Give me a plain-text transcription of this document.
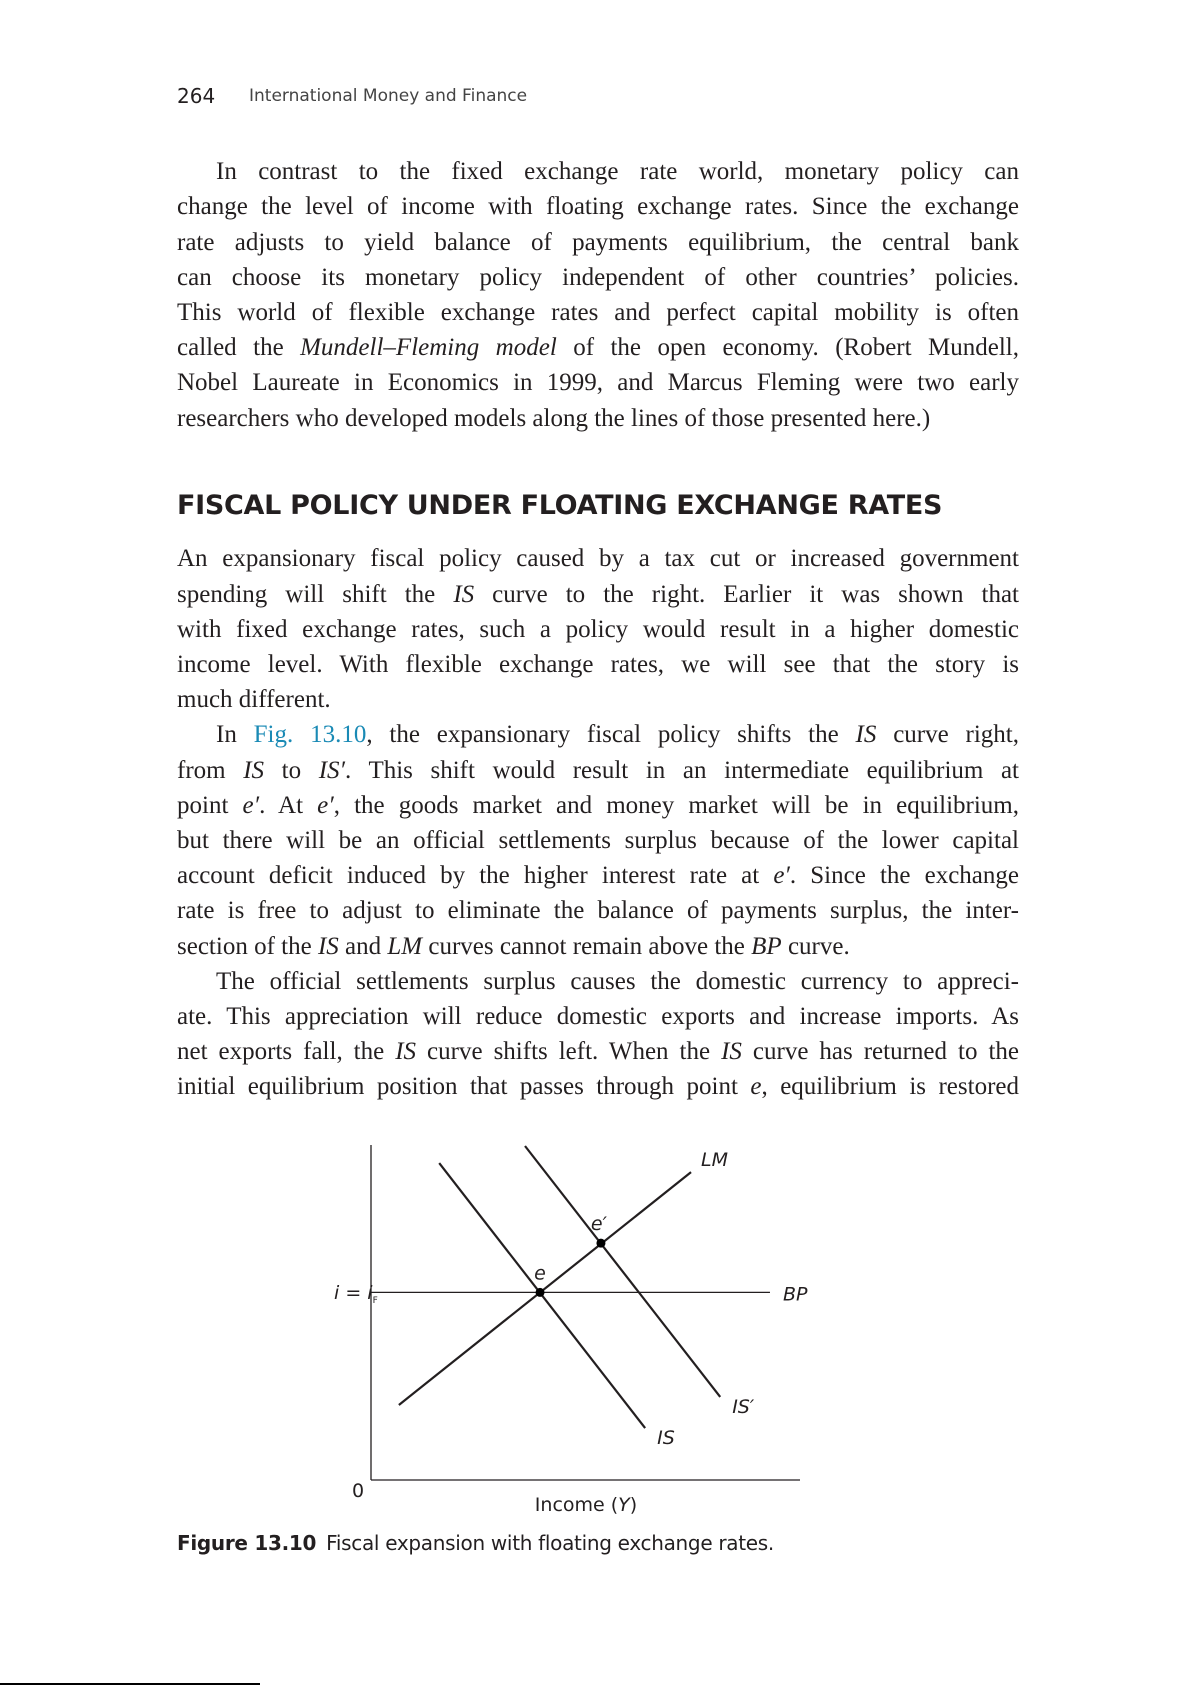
264 International Money and Finance
In contrast to the fixed exchange rate world, monetary policy can
change the level of income with floating exchange rates. Since the exchange
rate adjusts to yield balance of payments equilibrium, the central bank
can choose its monetary policy independent of other countries’ policies.
This world of flexible exchange rates and perfect capital mobility is often
called the Mundell–Fleming model of the open economy. (Robert Mundell,
Nobel Laureate in Economics in 1999, and Marcus Fleming were two early
researchers who developed models along the lines of those presented here.)
An expansionary fiscal policy caused by a tax cut or increased government
spending will shift the IS curve to the right. Earlier it was shown that
with fixed exchange rates, such a policy would result in a higher domestic
income level. With flexible exchange rates, we will see that the story is
much different.
In Fig. 13.10, the expansionary fiscal policy shifts the IS curve right,
from IS to IS′. This shift would result in an intermediate equilibrium at
point e′. At e′, the goods market and money market will be in equilibrium,
but there will be an official settlements surplus because of the lower capital
account deficit induced by the higher interest rate at e′. Since the exchange
rate is free to adjust to eliminate the balance of payments surplus, the inter-
section of the IS and LM curves cannot remain above the BP curve.
The official settlements surplus causes the domestic currency to appreci-
ate. This appreciation will reduce domestic exports and increase imports. As
net exports fall, the IS curve shifts left. When the IS curve has returned to the
initial equilibrium position that passes through point e, equilibrium is restored
FISCAL POLICY UNDER FLOATING EXCHANGE RATES
$i = i_F$
0
Income (Y)
LM
IS
IS′
BP
e
e′
Figure 13.10 Fiscal expansion with floating exchange rates.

···

Using the records above, find and show each line with the string "will".

- FULL RESPONSE
spending will shift the IS curve to the right. Earlier it was shown that
income level. With flexible exchange rates, we will see that the story is
point e′. At e′, the goods market and money market will be in equilibrium,
but there will be an official settlements surplus because of the lower capital
ate. This appreciation will reduce domestic exports and increase imports. As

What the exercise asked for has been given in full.